TO BE DONE —
Show all lines from the data that include the word "MEPs".

INPUT ROWS —
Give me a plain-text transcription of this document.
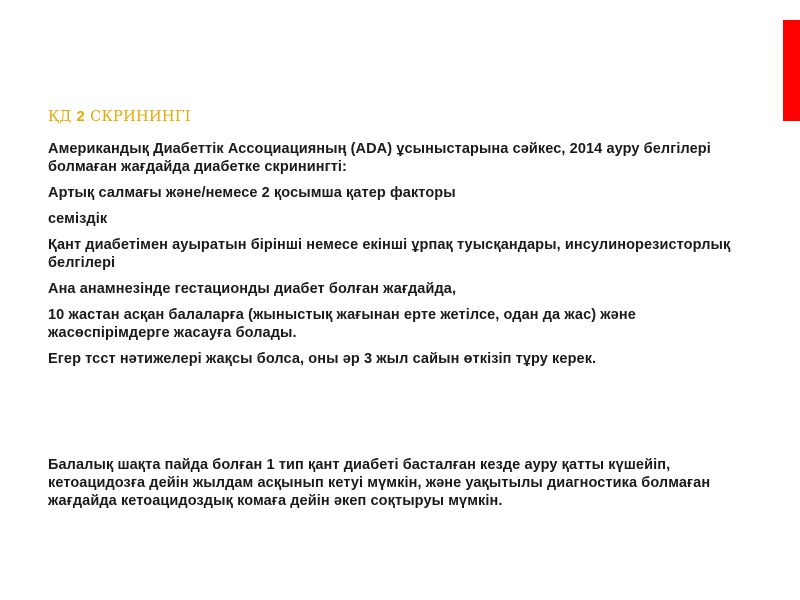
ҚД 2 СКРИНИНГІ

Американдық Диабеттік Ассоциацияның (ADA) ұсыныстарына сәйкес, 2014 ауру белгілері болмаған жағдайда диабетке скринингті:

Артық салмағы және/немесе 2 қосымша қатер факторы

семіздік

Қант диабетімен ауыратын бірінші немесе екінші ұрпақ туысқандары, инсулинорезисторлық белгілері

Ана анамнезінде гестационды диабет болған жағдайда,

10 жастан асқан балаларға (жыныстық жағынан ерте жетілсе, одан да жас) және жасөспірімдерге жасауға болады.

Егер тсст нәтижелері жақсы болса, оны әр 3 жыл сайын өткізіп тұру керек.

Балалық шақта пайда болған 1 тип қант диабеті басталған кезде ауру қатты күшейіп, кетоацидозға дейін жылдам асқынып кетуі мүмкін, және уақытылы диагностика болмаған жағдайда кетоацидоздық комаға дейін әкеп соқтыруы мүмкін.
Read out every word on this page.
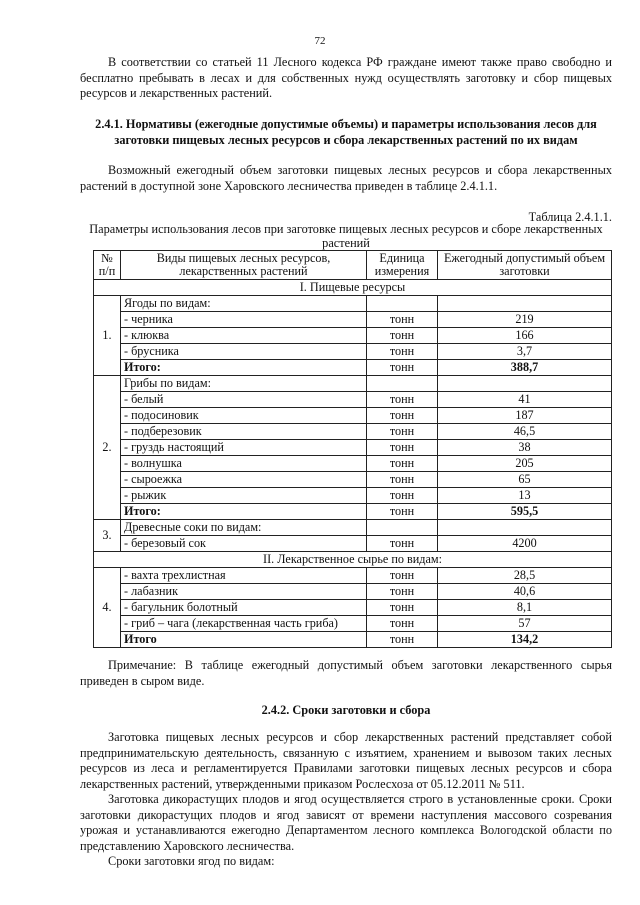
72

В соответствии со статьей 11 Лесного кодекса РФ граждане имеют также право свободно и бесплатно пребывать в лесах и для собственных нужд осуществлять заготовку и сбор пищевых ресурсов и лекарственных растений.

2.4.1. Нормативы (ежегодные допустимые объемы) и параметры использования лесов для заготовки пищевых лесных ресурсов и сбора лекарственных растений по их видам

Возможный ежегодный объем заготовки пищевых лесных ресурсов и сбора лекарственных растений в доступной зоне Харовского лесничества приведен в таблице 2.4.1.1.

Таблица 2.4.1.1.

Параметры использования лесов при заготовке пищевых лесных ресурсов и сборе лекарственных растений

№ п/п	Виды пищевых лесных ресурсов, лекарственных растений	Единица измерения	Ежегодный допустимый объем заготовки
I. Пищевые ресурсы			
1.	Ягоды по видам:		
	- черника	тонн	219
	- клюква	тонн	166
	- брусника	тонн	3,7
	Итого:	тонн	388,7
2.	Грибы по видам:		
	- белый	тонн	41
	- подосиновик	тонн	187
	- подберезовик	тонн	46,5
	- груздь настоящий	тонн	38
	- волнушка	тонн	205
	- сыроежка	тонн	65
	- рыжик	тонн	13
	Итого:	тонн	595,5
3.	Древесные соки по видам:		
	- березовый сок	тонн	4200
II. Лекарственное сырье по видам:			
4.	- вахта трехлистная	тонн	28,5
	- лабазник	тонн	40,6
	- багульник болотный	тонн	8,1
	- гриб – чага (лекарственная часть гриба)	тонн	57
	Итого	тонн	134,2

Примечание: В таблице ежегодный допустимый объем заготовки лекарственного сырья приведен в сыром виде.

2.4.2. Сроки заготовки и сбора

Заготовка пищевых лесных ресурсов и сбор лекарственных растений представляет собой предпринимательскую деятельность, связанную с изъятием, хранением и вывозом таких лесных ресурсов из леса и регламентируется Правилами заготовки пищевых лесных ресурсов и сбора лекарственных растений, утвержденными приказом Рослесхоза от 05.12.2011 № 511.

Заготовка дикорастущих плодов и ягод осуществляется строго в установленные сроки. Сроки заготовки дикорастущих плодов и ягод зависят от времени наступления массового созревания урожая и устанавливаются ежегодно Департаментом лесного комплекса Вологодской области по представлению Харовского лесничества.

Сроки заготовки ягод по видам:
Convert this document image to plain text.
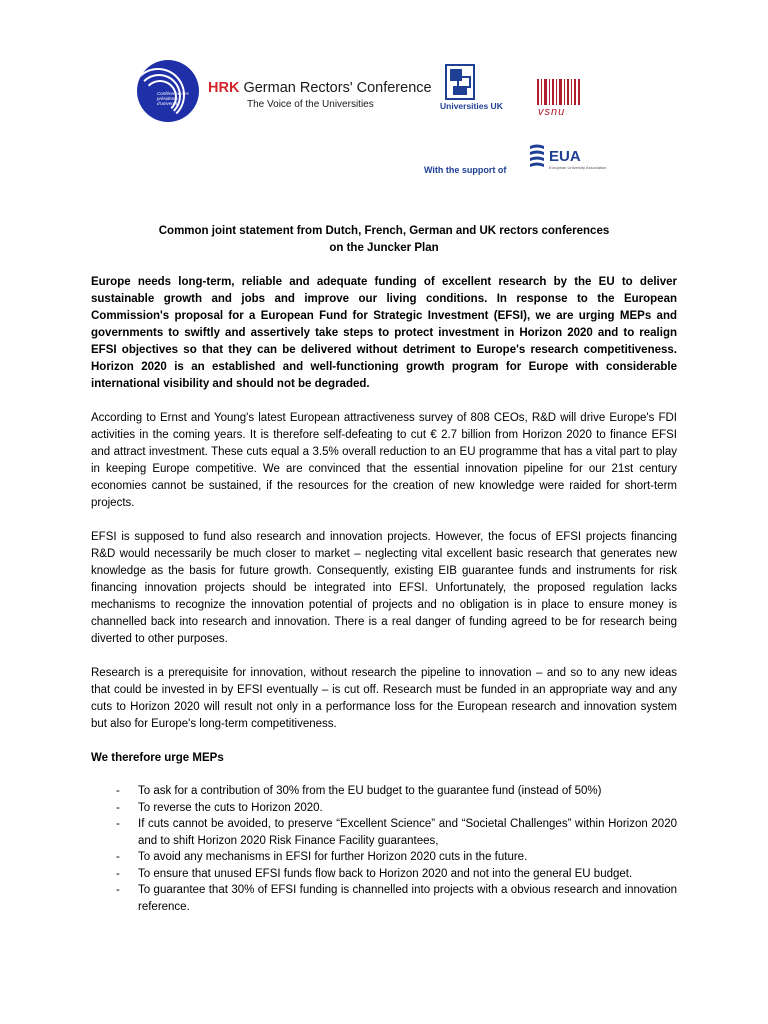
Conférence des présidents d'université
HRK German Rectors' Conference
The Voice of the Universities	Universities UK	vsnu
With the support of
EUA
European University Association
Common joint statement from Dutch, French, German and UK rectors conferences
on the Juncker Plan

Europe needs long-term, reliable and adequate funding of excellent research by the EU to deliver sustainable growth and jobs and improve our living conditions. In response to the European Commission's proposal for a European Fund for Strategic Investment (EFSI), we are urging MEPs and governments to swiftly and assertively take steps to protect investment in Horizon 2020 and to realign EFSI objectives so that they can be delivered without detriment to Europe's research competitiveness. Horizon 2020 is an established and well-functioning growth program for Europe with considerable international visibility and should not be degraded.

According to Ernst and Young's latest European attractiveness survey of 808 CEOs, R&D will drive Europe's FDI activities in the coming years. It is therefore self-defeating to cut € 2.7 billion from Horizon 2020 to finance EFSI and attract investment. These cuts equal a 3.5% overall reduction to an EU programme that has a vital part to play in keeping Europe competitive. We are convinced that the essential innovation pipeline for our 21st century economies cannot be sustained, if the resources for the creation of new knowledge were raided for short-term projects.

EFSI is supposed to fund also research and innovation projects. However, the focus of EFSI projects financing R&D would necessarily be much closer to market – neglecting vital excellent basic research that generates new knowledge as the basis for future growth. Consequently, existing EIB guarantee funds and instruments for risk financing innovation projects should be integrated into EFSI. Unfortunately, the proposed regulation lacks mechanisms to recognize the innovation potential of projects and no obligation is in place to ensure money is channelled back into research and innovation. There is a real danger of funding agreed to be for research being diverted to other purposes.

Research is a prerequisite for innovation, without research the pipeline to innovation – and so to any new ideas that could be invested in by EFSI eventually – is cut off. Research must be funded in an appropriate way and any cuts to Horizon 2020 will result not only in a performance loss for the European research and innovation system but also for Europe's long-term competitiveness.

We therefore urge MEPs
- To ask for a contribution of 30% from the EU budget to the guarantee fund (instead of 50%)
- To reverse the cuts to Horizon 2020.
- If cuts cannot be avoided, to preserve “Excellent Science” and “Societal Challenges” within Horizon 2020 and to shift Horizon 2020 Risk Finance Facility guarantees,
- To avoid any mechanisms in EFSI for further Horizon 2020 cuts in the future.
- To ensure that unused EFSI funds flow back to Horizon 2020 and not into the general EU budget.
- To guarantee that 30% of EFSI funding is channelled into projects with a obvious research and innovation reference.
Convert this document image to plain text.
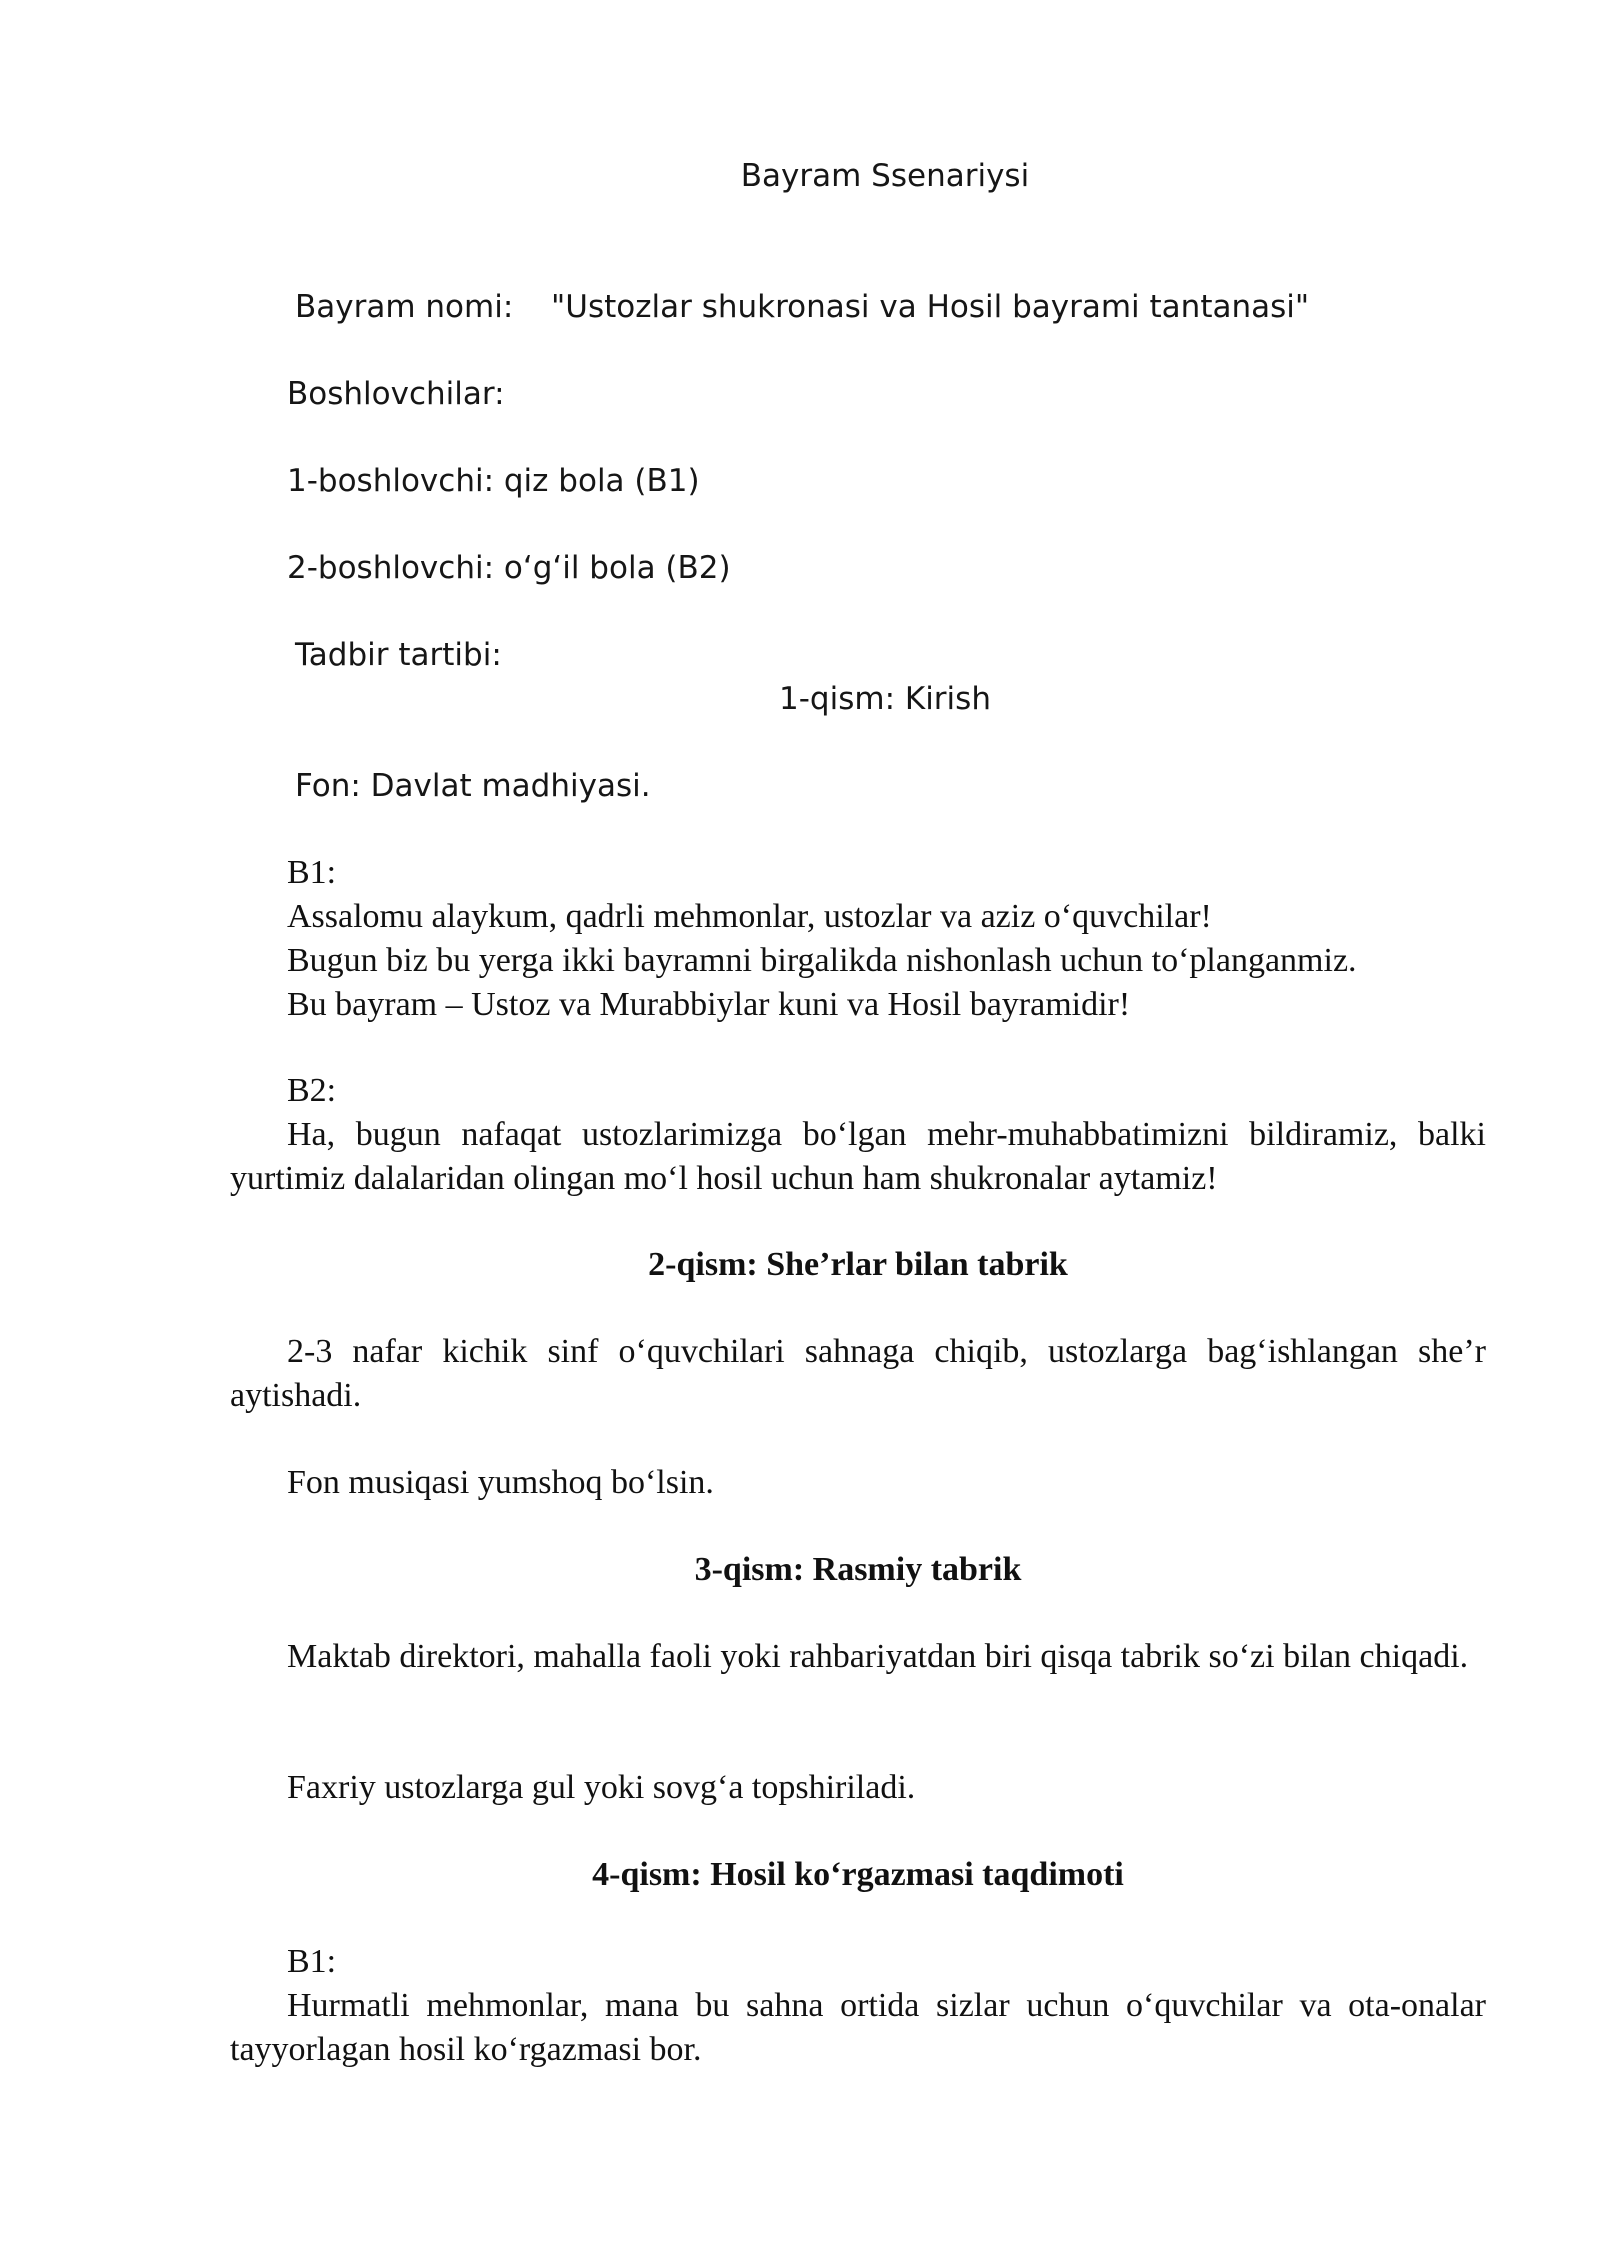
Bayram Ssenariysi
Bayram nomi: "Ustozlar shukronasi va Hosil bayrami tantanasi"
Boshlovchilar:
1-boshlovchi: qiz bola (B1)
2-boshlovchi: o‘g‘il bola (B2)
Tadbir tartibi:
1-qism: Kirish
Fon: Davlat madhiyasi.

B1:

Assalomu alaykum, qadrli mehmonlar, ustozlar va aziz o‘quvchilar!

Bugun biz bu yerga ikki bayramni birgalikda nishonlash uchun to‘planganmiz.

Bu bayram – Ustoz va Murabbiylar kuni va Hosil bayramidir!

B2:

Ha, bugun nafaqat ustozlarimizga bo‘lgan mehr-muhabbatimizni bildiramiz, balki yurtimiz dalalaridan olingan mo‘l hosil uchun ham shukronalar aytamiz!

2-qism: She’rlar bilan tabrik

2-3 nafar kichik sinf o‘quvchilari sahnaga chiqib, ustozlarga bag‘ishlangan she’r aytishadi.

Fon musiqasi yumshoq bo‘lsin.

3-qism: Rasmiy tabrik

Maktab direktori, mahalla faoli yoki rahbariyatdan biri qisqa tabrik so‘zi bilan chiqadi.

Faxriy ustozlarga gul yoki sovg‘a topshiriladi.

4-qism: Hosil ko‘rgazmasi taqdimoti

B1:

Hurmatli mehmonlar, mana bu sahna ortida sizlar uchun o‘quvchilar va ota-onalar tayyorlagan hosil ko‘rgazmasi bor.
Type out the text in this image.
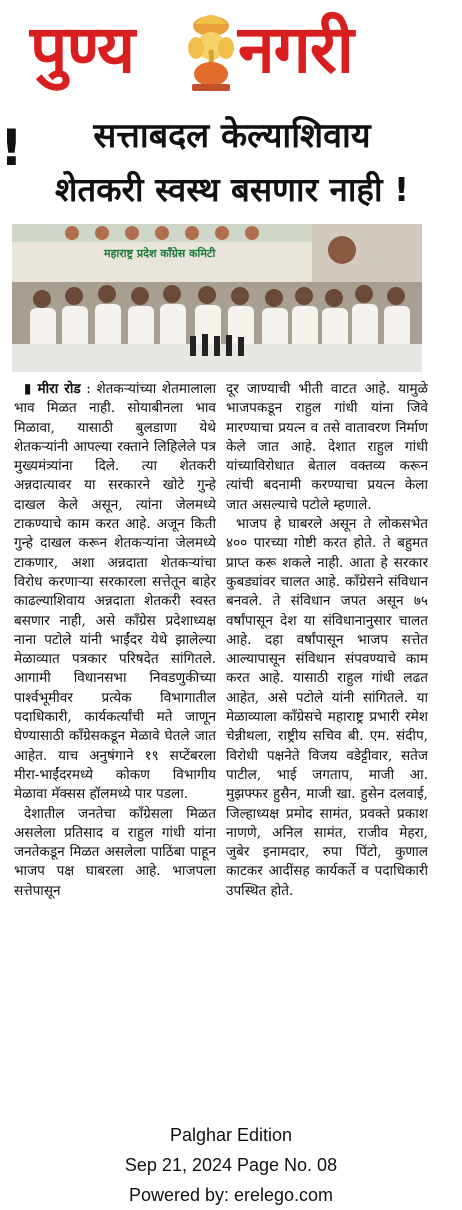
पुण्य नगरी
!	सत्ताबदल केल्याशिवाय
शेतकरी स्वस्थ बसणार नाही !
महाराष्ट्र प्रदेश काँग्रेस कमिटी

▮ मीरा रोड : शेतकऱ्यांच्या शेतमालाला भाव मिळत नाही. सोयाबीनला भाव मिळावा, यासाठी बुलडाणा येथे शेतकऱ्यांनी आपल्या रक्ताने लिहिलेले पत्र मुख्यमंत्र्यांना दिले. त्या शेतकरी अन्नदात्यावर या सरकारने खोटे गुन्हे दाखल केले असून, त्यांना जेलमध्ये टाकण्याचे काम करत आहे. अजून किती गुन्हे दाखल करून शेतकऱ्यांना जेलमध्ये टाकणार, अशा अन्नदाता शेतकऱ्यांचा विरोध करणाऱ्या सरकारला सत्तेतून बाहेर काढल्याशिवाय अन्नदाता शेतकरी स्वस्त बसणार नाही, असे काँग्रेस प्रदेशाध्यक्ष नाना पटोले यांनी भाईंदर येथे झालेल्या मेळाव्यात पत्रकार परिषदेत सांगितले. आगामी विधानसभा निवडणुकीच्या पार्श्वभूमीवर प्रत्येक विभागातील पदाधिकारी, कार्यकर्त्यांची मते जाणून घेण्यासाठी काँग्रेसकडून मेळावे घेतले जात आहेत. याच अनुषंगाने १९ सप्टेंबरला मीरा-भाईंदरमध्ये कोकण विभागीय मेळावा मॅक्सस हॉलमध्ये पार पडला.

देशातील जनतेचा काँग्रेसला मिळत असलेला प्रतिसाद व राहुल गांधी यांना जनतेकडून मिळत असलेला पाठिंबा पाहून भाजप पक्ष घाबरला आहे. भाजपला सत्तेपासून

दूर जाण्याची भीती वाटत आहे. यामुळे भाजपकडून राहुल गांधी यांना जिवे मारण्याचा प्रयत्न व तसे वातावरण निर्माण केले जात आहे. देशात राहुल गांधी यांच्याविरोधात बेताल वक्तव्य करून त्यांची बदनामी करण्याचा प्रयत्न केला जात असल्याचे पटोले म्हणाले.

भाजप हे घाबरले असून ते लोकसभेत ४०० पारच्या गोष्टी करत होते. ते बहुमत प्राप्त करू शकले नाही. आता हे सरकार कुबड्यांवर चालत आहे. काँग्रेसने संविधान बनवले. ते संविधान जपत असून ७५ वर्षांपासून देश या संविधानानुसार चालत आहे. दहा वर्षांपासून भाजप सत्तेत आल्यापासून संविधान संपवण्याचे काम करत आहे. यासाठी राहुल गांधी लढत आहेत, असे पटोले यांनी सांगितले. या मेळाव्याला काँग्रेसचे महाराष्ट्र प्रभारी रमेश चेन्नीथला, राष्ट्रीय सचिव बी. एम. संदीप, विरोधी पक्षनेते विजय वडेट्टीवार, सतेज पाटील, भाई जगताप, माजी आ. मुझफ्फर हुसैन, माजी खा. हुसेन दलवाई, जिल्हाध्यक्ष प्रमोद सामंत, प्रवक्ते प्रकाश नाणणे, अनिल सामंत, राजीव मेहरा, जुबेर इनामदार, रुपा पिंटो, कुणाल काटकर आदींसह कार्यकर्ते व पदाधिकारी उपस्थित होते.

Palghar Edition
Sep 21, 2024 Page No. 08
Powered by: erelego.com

ANSWER TO THIS EXERCISE —
Europe needs long-term, reliable and adequate funding of excellent research by the EU to deliver sustainable growth and jobs and improve our living conditions. In response to the European Commission's proposal for a European Fund for Strategic Investment (EFSI), we are urging MEPs and governments to swiftly and assertively take steps to protect investment in Horizon 2020 and to realign EFSI objectives so that they can be delivered without detriment to Europe's research competitiveness. Horizon 2020 is an established and well-functioning growth program for Europe with considerable international visibility and should not be degraded.
We therefore urge MEPs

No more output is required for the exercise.